§ **WHAT NEEDS TO BE DONE**
Take each line containing "Options" and report it exactly as written.

— Start of ROWS —

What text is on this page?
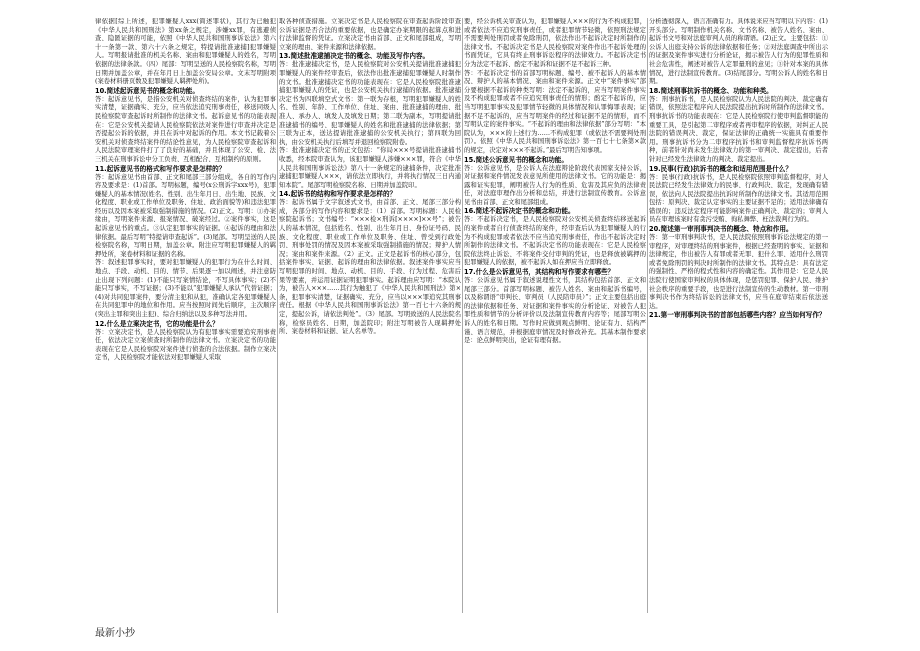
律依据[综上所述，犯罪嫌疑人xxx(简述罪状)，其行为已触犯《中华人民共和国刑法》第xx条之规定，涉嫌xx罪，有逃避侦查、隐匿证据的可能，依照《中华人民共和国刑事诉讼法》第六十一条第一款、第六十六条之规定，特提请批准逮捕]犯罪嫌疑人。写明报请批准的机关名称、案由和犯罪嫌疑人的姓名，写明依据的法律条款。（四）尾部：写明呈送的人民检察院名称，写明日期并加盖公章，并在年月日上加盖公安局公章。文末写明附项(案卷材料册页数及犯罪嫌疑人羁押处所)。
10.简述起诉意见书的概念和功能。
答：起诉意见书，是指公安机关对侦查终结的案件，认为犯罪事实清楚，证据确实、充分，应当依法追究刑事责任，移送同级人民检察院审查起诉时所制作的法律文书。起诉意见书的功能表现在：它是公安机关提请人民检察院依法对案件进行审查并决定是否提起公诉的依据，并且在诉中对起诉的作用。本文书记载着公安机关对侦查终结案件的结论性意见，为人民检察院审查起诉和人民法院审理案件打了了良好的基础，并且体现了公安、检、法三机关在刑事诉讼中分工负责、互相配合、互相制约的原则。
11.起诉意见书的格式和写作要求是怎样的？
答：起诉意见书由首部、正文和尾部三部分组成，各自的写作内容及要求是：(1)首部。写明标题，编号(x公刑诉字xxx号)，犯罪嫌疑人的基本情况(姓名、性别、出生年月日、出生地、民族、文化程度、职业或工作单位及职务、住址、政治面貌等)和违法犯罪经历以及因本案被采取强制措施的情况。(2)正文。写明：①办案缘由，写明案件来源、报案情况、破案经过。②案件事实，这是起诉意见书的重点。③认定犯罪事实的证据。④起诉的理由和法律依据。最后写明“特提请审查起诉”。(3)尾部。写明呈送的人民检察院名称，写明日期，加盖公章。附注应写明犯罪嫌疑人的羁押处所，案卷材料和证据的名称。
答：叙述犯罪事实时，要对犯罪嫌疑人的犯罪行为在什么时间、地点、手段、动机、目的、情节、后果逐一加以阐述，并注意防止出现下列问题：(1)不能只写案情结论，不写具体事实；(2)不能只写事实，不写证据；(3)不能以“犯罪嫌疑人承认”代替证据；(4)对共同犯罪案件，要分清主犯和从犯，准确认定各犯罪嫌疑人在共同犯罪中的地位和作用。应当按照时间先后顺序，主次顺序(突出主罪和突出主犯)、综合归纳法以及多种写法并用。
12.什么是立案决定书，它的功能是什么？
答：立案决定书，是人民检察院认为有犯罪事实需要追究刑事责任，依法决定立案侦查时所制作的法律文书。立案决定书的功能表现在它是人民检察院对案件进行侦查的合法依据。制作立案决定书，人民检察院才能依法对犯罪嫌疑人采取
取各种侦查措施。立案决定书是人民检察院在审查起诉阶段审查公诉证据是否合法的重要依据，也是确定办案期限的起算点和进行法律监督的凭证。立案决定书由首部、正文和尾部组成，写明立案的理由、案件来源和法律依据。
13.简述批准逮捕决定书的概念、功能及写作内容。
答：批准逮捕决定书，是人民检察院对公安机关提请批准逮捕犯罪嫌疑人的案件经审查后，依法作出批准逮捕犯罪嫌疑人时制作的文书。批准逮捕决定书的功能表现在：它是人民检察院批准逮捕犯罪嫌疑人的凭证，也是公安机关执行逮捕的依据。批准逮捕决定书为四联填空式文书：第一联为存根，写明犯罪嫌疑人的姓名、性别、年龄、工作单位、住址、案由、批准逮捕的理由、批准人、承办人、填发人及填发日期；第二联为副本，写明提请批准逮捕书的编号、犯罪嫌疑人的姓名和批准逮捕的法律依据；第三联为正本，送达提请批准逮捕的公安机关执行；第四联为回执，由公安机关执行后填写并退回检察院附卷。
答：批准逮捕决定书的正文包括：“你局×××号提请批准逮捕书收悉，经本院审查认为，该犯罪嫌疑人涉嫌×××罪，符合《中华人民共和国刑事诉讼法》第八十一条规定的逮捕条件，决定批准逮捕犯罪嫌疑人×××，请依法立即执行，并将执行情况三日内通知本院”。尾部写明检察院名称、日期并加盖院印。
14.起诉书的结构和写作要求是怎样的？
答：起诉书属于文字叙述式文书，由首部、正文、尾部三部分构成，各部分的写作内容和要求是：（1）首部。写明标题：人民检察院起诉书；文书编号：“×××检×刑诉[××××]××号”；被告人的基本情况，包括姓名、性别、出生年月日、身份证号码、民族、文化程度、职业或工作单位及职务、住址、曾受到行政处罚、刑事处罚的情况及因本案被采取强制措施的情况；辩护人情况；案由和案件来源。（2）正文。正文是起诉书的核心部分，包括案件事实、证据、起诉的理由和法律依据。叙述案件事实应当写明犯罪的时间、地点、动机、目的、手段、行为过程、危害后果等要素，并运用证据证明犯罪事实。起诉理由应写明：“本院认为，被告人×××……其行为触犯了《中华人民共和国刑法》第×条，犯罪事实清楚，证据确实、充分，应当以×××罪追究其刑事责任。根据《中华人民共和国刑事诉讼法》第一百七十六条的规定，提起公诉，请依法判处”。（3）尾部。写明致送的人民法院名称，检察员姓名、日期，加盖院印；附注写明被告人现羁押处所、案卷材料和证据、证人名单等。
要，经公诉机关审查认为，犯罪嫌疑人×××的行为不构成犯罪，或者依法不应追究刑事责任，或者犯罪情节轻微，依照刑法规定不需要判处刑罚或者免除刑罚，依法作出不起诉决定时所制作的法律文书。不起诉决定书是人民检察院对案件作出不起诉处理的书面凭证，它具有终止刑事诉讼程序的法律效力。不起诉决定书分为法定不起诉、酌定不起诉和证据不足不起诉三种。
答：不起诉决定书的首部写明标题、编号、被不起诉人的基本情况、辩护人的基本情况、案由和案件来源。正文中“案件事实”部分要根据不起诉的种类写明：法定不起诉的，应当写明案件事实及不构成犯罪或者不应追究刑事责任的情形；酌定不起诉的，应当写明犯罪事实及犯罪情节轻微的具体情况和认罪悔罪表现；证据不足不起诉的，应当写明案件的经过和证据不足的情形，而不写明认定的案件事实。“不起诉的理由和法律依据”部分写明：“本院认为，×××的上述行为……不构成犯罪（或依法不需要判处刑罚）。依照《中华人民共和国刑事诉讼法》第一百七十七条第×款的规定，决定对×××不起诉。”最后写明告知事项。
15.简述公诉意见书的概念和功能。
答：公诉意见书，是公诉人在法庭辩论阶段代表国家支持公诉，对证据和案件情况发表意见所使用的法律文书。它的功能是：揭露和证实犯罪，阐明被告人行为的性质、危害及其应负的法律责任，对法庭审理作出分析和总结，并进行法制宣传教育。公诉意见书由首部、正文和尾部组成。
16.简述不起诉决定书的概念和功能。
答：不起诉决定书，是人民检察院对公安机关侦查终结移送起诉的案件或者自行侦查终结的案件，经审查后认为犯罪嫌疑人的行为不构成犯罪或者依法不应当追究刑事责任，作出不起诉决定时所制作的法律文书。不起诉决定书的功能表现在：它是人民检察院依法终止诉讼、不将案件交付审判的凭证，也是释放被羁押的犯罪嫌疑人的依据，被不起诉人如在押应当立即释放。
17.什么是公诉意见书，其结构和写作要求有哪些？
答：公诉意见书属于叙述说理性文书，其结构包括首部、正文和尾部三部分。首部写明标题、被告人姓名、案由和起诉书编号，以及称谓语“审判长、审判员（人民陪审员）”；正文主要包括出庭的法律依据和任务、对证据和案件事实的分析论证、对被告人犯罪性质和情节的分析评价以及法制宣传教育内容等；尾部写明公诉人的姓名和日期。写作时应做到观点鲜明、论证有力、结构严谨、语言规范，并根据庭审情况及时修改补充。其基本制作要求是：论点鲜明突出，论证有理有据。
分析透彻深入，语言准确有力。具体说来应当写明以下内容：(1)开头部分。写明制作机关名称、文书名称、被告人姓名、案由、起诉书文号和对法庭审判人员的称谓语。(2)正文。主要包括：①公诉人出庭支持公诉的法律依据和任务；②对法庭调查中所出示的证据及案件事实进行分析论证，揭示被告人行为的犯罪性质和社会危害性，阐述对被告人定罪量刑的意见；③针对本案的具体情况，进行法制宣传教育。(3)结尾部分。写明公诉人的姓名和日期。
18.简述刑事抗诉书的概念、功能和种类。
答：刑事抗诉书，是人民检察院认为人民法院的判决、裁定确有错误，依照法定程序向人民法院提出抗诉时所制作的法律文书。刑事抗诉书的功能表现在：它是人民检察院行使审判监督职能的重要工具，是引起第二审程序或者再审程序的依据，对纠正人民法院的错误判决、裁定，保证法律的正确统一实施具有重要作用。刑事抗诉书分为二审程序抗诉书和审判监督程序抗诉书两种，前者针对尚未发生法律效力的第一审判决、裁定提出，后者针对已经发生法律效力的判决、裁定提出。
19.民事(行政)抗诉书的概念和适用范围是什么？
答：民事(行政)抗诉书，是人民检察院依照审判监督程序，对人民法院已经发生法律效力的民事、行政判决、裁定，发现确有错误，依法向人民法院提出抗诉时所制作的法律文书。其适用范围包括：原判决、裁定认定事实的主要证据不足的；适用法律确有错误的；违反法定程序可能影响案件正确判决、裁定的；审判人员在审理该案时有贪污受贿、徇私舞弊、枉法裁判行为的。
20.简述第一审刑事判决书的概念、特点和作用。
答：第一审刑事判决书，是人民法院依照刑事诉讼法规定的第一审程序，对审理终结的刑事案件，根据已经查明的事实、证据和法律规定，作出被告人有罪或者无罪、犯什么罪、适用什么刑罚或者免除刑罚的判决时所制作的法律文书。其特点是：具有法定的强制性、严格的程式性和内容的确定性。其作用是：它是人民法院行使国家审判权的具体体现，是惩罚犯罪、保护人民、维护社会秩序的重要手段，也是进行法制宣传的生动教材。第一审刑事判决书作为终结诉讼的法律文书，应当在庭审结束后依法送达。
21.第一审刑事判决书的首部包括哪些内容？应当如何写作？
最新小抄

— End of ROWS —
— Start of ROWS —

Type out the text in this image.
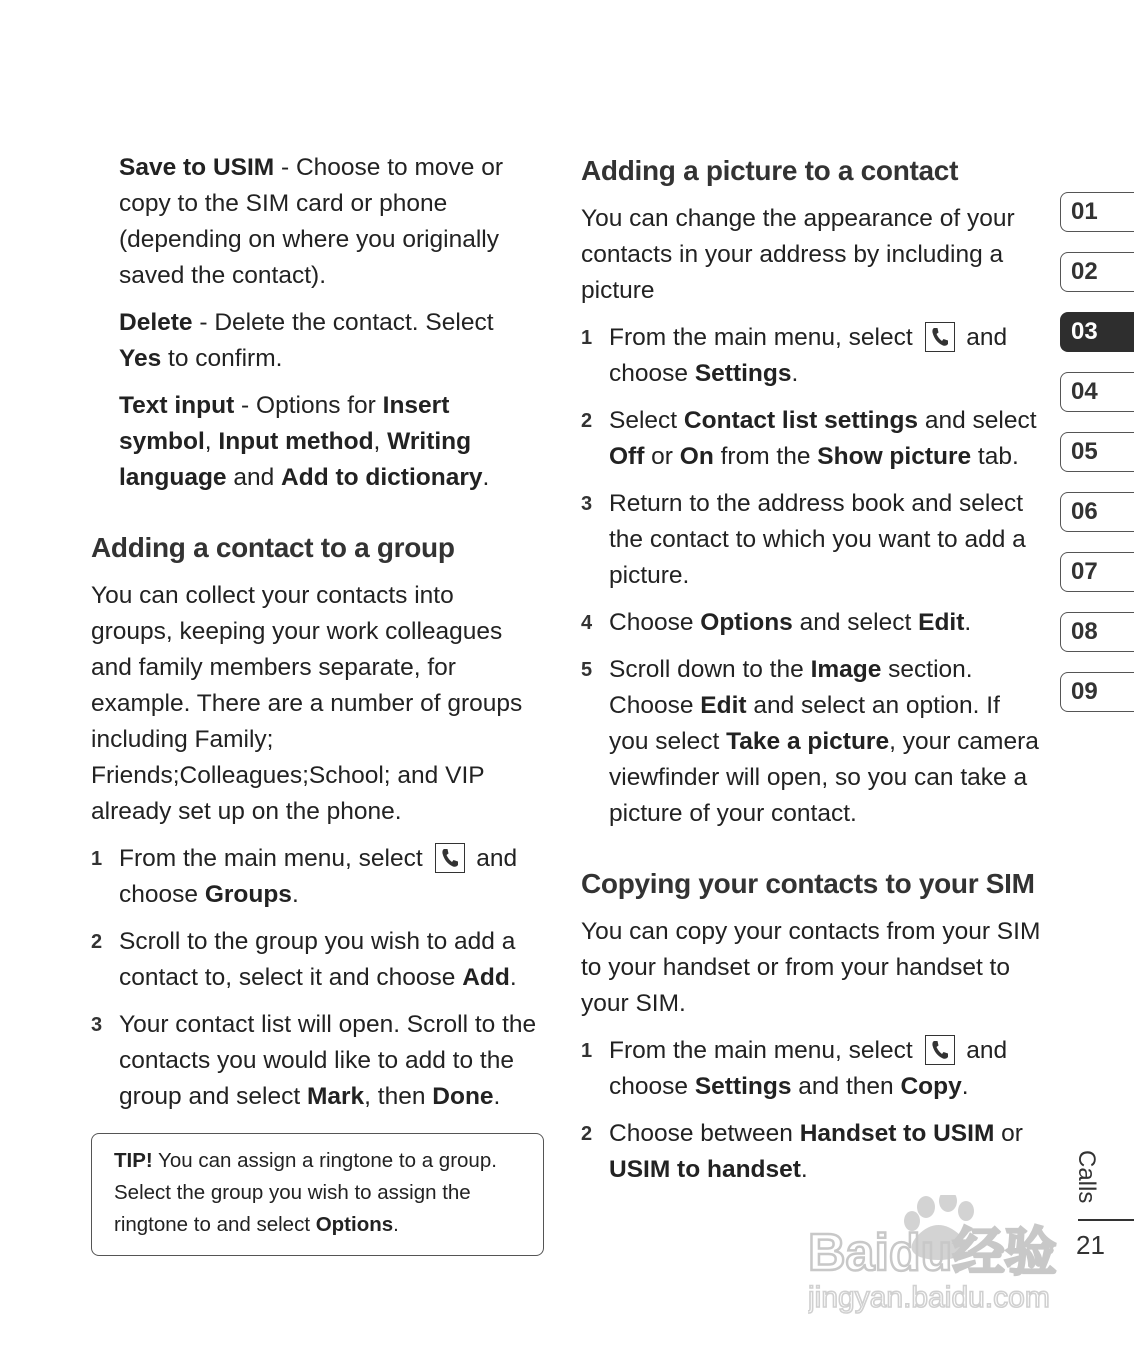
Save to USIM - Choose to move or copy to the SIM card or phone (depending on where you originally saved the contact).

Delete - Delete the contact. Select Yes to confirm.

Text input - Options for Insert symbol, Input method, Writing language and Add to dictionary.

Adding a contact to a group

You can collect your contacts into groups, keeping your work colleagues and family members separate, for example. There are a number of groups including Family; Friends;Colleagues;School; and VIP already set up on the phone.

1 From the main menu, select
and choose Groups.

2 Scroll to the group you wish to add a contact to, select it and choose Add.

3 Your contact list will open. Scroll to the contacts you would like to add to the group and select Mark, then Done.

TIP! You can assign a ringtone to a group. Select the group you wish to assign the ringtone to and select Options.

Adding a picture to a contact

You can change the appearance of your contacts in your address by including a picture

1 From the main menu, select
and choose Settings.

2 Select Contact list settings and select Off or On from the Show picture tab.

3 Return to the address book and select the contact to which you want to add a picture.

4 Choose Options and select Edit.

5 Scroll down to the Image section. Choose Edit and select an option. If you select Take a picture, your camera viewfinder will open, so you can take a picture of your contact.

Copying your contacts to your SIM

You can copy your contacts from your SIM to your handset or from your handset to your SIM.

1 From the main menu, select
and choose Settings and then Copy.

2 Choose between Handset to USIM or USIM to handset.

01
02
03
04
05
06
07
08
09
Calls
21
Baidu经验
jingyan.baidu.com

— End of ROWS —

§ **FULL OUTPUT**
Text input - Options for Insert symbol, Input method, Writing language and Add to dictionary.
TIP! You can assign a ringtone to a group. Select the group you wish to assign the ringtone to and select Options.
4 Choose Options and select Edit.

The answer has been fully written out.